*Problem*
Make an exact copy of the records, with the images left out.

-- Start --

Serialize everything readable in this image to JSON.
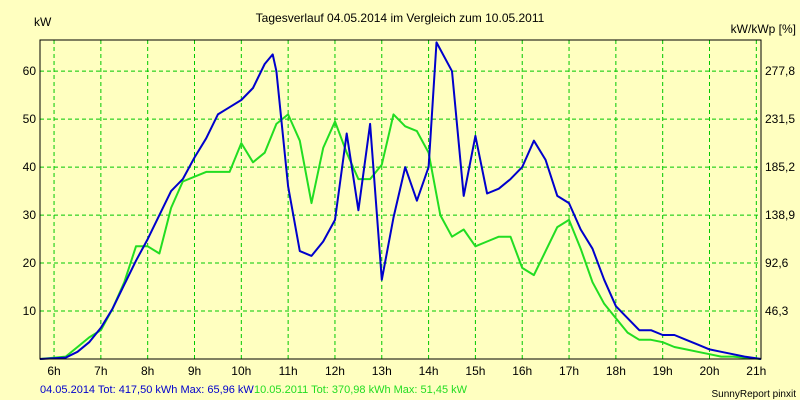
{
  "colors": {
    "background": "#ffffc0",
    "plot_border": "#000000",
    "grid": "#00c800",
    "series_2014": "#0000cc",
    "series_2011": "#22dd22",
    "text": "#000000"
  },
  "chart_data": {
    "type": "line",
    "title": "Tagesverlauf 04.05.2014 im Vergleich zum 10.05.2011",
    "ylabel_left": "kW",
    "ylabel_right": "kW/kWp [%]",
    "xlim": [
      5.7,
      21.1
    ],
    "ylim": [
      0,
      66.5
    ],
    "x_ticks": [
      {
        "value": 6,
        "label": "6h"
      },
      {
        "value": 7,
        "label": "7h"
      },
      {
        "value": 8,
        "label": "8h"
      },
      {
        "value": 9,
        "label": "9h"
      },
      {
        "value": 10,
        "label": "10h"
      },
      {
        "value": 11,
        "label": "11h"
      },
      {
        "value": 12,
        "label": "12h"
      },
      {
        "value": 13,
        "label": "13h"
      },
      {
        "value": 14,
        "label": "14h"
      },
      {
        "value": 15,
        "label": "15h"
      },
      {
        "value": 16,
        "label": "16h"
      },
      {
        "value": 17,
        "label": "17h"
      },
      {
        "value": 18,
        "label": "18h"
      },
      {
        "value": 19,
        "label": "19h"
      },
      {
        "value": 20,
        "label": "20h"
      },
      {
        "value": 21,
        "label": "21h"
      }
    ],
    "y_ticks_left": [
      {
        "value": 10,
        "label": "10"
      },
      {
        "value": 20,
        "label": "20"
      },
      {
        "value": 30,
        "label": "30"
      },
      {
        "value": 40,
        "label": "40"
      },
      {
        "value": 50,
        "label": "50"
      },
      {
        "value": 60,
        "label": "60"
      }
    ],
    "y_ticks_right": [
      {
        "value": 10,
        "label": "46,3"
      },
      {
        "value": 20,
        "label": "92,6"
      },
      {
        "value": 30,
        "label": "138,9"
      },
      {
        "value": 40,
        "label": "185,2"
      },
      {
        "value": 50,
        "label": "231,5"
      },
      {
        "value": 60,
        "label": "277,8"
      }
    ],
    "grid": true,
    "series": [
      {
        "key": "2014",
        "x": [
          5.7,
          6.25,
          6.5,
          6.75,
          7.0,
          7.25,
          7.5,
          7.75,
          8.0,
          8.25,
          8.5,
          8.75,
          9.0,
          9.25,
          9.5,
          9.75,
          10.0,
          10.25,
          10.5,
          10.67,
          10.75,
          11.0,
          11.25,
          11.5,
          11.75,
          12.0,
          12.25,
          12.5,
          12.75,
          13.0,
          13.25,
          13.5,
          13.75,
          14.0,
          14.17,
          14.5,
          14.75,
          15.0,
          15.25,
          15.5,
          15.75,
          16.0,
          16.25,
          16.5,
          16.75,
          17.0,
          17.25,
          17.5,
          17.75,
          18.0,
          18.25,
          18.5,
          18.75,
          19.0,
          19.25,
          19.5,
          19.75,
          20.0,
          20.25,
          20.5,
          20.75,
          21.1
        ],
        "y": [
          0,
          0.3,
          1.5,
          3.5,
          6.5,
          10.5,
          15.5,
          20.5,
          25.0,
          30.0,
          35.0,
          37.5,
          42.0,
          46.0,
          51.0,
          52.5,
          54.0,
          56.5,
          61.5,
          63.5,
          60.0,
          36.0,
          22.5,
          21.5,
          24.5,
          29.0,
          47.0,
          31.0,
          49.0,
          16.5,
          29.5,
          40.0,
          33.0,
          40.0,
          66.0,
          60.0,
          34.0,
          46.5,
          34.5,
          35.5,
          37.5,
          40.0,
          45.5,
          41.5,
          34.0,
          32.5,
          27.0,
          23.0,
          16.5,
          11.0,
          8.5,
          6.0,
          6.0,
          5.0,
          5.0,
          4.0,
          3.0,
          2.0,
          1.5,
          1.0,
          0.5,
          0
        ]
      },
      {
        "key": "2011",
        "x": [
          5.7,
          6.25,
          6.5,
          6.75,
          7.0,
          7.25,
          7.5,
          7.75,
          8.0,
          8.25,
          8.5,
          8.75,
          9.0,
          9.25,
          9.5,
          9.75,
          10.0,
          10.25,
          10.5,
          10.75,
          11.0,
          11.25,
          11.5,
          11.75,
          12.0,
          12.25,
          12.5,
          12.75,
          13.0,
          13.25,
          13.5,
          13.75,
          14.0,
          14.25,
          14.5,
          14.75,
          15.0,
          15.25,
          15.5,
          15.75,
          16.0,
          16.25,
          16.5,
          16.75,
          17.0,
          17.25,
          17.5,
          17.75,
          18.0,
          18.25,
          18.5,
          18.75,
          19.0,
          19.25,
          19.5,
          19.75,
          20.0,
          20.25,
          20.5,
          20.75,
          21.1
        ],
        "y": [
          0,
          0.5,
          2.5,
          4.5,
          6.0,
          10.5,
          16.0,
          23.5,
          23.5,
          22.0,
          31.5,
          37.0,
          38.0,
          39.0,
          39.0,
          39.0,
          45.0,
          41.0,
          43.0,
          49.0,
          51.0,
          45.5,
          32.5,
          44.0,
          49.5,
          43.0,
          37.5,
          37.5,
          40.5,
          51.0,
          48.5,
          47.5,
          43.0,
          30.0,
          25.5,
          27.0,
          23.5,
          24.5,
          25.5,
          25.5,
          19.0,
          17.5,
          22.5,
          27.5,
          29.0,
          23.0,
          16.0,
          11.5,
          8.5,
          5.5,
          4.0,
          4.0,
          3.5,
          2.5,
          2.0,
          1.5,
          1.0,
          0.5,
          0.5,
          0.3,
          0
        ]
      }
    ],
    "legend": [
      {
        "key": "2014",
        "text": "04.05.2014 Tot: 417,50 kWh Max: 65,96 kW"
      },
      {
        "key": "2011",
        "text": "10.05.2011 Tot: 370,98 kWh Max: 51,45 kW"
      }
    ],
    "credit": "SunnyReport pinxit"
  }
}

-- End --

*Response to this exercise*
Serialize everything readable in this image to JSON.
{
  "colors": {
    "background": "#ffffc0",
    "plot_border": "#000000",
    "grid": "#00c800",
    "series_2014": "#0000cc",
    "series_2011": "#22dd22",
    "text": "#000000"
  },
  "chart_data": {
    "type": "line",
    "title": "Tagesverlauf 04.05.2014 im Vergleich zum 10.05.2011",
    "ylabel_left": "kW",
    "ylabel_right": "kW/kWp [%]",
    "xlim": [
      5.7,
      21.1
    ],
    "ylim": [
      0,
      66.5
    ],
    "x_ticks": [
      {
        "value": 6,
        "label": "6h"
      },
      {
        "value": 7,
        "label": "7h"
      },
      {
        "value": 8,
        "label": "8h"
      },
      {
        "value": 9,
        "label": "9h"
      },
      {
        "value": 10,
        "label": "10h"
      },
      {
        "value": 11,
        "label": "11h"
      },
      {
        "value": 12,
        "label": "12h"
      },
      {
        "value": 13,
        "label": "13h"
      },
      {
        "value": 14,
        "label": "14h"
      },
      {
        "value": 15,
        "label": "15h"
      },
      {
        "value": 16,
        "label": "16h"
      },
      {
        "value": 17,
        "label": "17h"
      },
      {
        "value": 18,
        "label": "18h"
      },
      {
        "value": 19,
        "label": "19h"
      },
      {
        "value": 20,
        "label": "20h"
      },
      {
        "value": 21,
        "label": "21h"
      }
    ],
    "y_ticks_left": [
      {
        "value": 10,
        "label": "10"
      },
      {
        "value": 20,
        "label": "20"
      },
      {
        "value": 30,
        "label": "30"
      },
      {
        "value": 40,
        "label": "40"
      },
      {
        "value": 50,
        "label": "50"
      },
      {
        "value": 60,
        "label": "60"
      }
    ],
    "y_ticks_right": [
      {
        "value": 10,
        "label": "46,3"
      },
      {
        "value": 20,
        "label": "92,6"
      },
      {
        "value": 30,
        "label": "138,9"
      },
      {
        "value": 40,
        "label": "185,2"
      },
      {
        "value": 50,
        "label": "231,5"
      },
      {
        "value": 60,
        "label": "277,8"
      }
    ],
    "grid": true,
    "series": [
      {
        "key": "2014",
        "x": [
          5.7,
          6.25,
          6.5,
          6.75,
          7.0,
          7.25,
          7.5,
          7.75,
          8.0,
          8.25,
          8.5,
          8.75,
          9.0,
          9.25,
          9.5,
          9.75,
          10.0,
          10.25,
          10.5,
          10.67,
          10.75,
          11.0,
          11.25,
          11.5,
          11.75,
          12.0,
          12.25,
          12.5,
          12.75,
          13.0,
          13.25,
          13.5,
          13.75,
          14.0,
          14.17,
          14.5,
          14.75,
          15.0,
          15.25,
          15.5,
          15.75,
          16.0,
          16.25,
          16.5,
          16.75,
          17.0,
          17.25,
          17.5,
          17.75,
          18.0,
          18.25,
          18.5,
          18.75,
          19.0,
          19.25,
          19.5,
          19.75,
          20.0,
          20.25,
          20.5,
          20.75,
          21.1
        ],
        "y": [
          0,
          0.3,
          1.5,
          3.5,
          6.5,
          10.5,
          15.5,
          20.5,
          25.0,
          30.0,
          35.0,
          37.5,
          42.0,
          46.0,
          51.0,
          52.5,
          54.0,
          56.5,
          61.5,
          63.5,
          60.0,
          36.0,
          22.5,
          21.5,
          24.5,
          29.0,
          47.0,
          31.0,
          49.0,
          16.5,
          29.5,
          40.0,
          33.0,
          40.0,
          66.0,
          60.0,
          34.0,
          46.5,
          34.5,
          35.5,
          37.5,
          40.0,
          45.5,
          41.5,
          34.0,
          32.5,
          27.0,
          23.0,
          16.5,
          11.0,
          8.5,
          6.0,
          6.0,
          5.0,
          5.0,
          4.0,
          3.0,
          2.0,
          1.5,
          1.0,
          0.5,
          0
        ]
      },
      {
        "key": "2011",
        "x": [
          5.7,
          6.25,
          6.5,
          6.75,
          7.0,
          7.25,
          7.5,
          7.75,
          8.0,
          8.25,
          8.5,
          8.75,
          9.0,
          9.25,
          9.5,
          9.75,
          10.0,
          10.25,
          10.5,
          10.75,
          11.0,
          11.25,
          11.5,
          11.75,
          12.0,
          12.25,
          12.5,
          12.75,
          13.0,
          13.25,
          13.5,
          13.75,
          14.0,
          14.25,
          14.5,
          14.75,
          15.0,
          15.25,
          15.5,
          15.75,
          16.0,
          16.25,
          16.5,
          16.75,
          17.0,
          17.25,
          17.5,
          17.75,
          18.0,
          18.25,
          18.5,
          18.75,
          19.0,
          19.25,
          19.5,
          19.75,
          20.0,
          20.25,
          20.5,
          20.75,
          21.1
        ],
        "y": [
          0,
          0.5,
          2.5,
          4.5,
          6.0,
          10.5,
          16.0,
          23.5,
          23.5,
          22.0,
          31.5,
          37.0,
          38.0,
          39.0,
          39.0,
          39.0,
          45.0,
          41.0,
          43.0,
          49.0,
          51.0,
          45.5,
          32.5,
          44.0,
          49.5,
          43.0,
          37.5,
          37.5,
          40.5,
          51.0,
          48.5,
          47.5,
          43.0,
          30.0,
          25.5,
          27.0,
          23.5,
          24.5,
          25.5,
          25.5,
          19.0,
          17.5,
          22.5,
          27.5,
          29.0,
          23.0,
          16.0,
          11.5,
          8.5,
          5.5,
          4.0,
          4.0,
          3.5,
          2.5,
          2.0,
          1.5,
          1.0,
          0.5,
          0.5,
          0.3,
          0
        ]
      }
    ],
    "legend": [
      {
        "key": "2014",
        "text": "04.05.2014 Tot: 417,50 kWh Max: 65,96 kW"
      },
      {
        "key": "2011",
        "text": "10.05.2011 Tot: 370,98 kWh Max: 51,45 kW"
      }
    ],
    "credit": "SunnyReport pinxit"
  }
}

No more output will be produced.